(Extracted records)
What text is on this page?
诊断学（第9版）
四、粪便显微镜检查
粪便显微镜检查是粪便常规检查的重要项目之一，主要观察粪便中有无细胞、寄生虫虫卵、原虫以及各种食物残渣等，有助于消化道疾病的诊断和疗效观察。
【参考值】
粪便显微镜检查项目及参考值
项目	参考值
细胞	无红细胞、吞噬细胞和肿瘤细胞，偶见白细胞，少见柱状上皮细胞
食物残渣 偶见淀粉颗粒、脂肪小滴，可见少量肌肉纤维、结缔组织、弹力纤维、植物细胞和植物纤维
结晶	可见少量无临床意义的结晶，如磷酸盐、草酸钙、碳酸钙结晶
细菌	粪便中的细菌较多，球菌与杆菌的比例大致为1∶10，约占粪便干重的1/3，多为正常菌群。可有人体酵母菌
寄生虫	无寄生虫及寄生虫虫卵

SET TASK: All of the entries above must be quoted exactly.

COMPLETE RESPONSE:
What text is on this page?
诊断学（第9版）
四、粪便显微镜检查
粪便显微镜检查是粪便常规检查的重要项目之一，主要观察粪便中有无细胞、寄生虫虫卵、原虫以及各种食物残渣等，有助于消化道疾病的诊断和疗效观察。
【参考值】
粪便显微镜检查项目及参考值
项目	参考值
细胞	无红细胞、吞噬细胞和肿瘤细胞，偶见白细胞，少见柱状上皮细胞
食物残渣 偶见淀粉颗粒、脂肪小滴，可见少量肌肉纤维、结缔组织、弹力纤维、植物细胞和植物纤维
结晶	可见少量无临床意义的结晶，如磷酸盐、草酸钙、碳酸钙结晶
细菌	粪便中的细菌较多，球菌与杆菌的比例大致为1∶10，约占粪便干重的1/3，多为正常菌群。可有人体酵母菌
寄生虫	无寄生虫及寄生虫虫卵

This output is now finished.